# Records from a data source

———

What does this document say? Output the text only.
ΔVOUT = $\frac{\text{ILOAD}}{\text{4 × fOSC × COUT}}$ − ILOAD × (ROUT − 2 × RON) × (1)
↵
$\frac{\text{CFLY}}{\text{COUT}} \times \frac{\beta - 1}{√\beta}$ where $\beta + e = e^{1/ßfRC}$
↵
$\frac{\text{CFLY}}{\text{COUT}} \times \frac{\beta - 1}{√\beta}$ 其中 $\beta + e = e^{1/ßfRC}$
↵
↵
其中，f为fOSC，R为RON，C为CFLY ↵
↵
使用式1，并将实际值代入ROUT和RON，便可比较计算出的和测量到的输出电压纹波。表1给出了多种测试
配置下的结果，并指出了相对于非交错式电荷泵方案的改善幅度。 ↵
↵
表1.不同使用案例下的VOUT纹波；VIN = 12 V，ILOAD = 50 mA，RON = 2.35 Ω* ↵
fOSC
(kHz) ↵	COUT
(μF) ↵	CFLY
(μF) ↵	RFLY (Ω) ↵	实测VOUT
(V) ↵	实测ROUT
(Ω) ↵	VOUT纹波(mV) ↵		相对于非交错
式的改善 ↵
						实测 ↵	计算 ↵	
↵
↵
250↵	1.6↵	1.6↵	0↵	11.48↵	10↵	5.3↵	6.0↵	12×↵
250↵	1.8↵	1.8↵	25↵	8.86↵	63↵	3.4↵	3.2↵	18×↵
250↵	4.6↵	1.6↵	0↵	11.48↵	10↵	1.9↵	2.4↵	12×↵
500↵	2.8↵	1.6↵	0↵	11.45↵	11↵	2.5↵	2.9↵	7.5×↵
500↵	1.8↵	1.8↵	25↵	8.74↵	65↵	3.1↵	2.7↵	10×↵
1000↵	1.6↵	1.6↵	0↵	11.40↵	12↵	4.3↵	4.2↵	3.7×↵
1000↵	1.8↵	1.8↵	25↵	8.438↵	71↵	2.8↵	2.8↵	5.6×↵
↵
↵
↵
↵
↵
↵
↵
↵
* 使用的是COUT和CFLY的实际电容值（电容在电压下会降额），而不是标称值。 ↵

———

# Goal of the exercise
Write the material out again word for word.

# Exercise result
What does this document say? Output the text only.
ΔVOUT = $\frac{\text{ILOAD}}{\text{4 × fOSC × COUT}}$ − ILOAD × (ROUT − 2 × RON) × (1)
↵
$\frac{\text{CFLY}}{\text{COUT}} \times \frac{\beta - 1}{√\beta}$ where $\beta + e = e^{1/ßfRC}$
↵
$\frac{\text{CFLY}}{\text{COUT}} \times \frac{\beta - 1}{√\beta}$ 其中 $\beta + e = e^{1/ßfRC}$
↵
↵
其中，f为fOSC，R为RON，C为CFLY ↵
↵
使用式1，并将实际值代入ROUT和RON，便可比较计算出的和测量到的输出电压纹波。表1给出了多种测试
配置下的结果，并指出了相对于非交错式电荷泵方案的改善幅度。 ↵
↵
表1.不同使用案例下的VOUT纹波；VIN = 12 V，ILOAD = 50 mA，RON = 2.35 Ω* ↵
fOSC
(kHz) ↵	COUT
(μF) ↵	CFLY
(μF) ↵	RFLY (Ω) ↵	实测VOUT
(V) ↵	实测ROUT
(Ω) ↵	VOUT纹波(mV) ↵		相对于非交错
式的改善 ↵
						实测 ↵	计算 ↵	
↵
↵
250↵	1.6↵	1.6↵	0↵	11.48↵	10↵	5.3↵	6.0↵	12×↵
250↵	1.8↵	1.8↵	25↵	8.86↵	63↵	3.4↵	3.2↵	18×↵
250↵	4.6↵	1.6↵	0↵	11.48↵	10↵	1.9↵	2.4↵	12×↵
500↵	2.8↵	1.6↵	0↵	11.45↵	11↵	2.5↵	2.9↵	7.5×↵
500↵	1.8↵	1.8↵	25↵	8.74↵	65↵	3.1↵	2.7↵	10×↵
1000↵	1.6↵	1.6↵	0↵	11.40↵	12↵	4.3↵	4.2↵	3.7×↵
1000↵	1.8↵	1.8↵	25↵	8.438↵	71↵	2.8↵	2.8↵	5.6×↵
↵
↵
↵
↵
↵
↵
↵
↵
* 使用的是COUT和CFLY的实际电容值（电容在电压下会降额），而不是标称值。 ↵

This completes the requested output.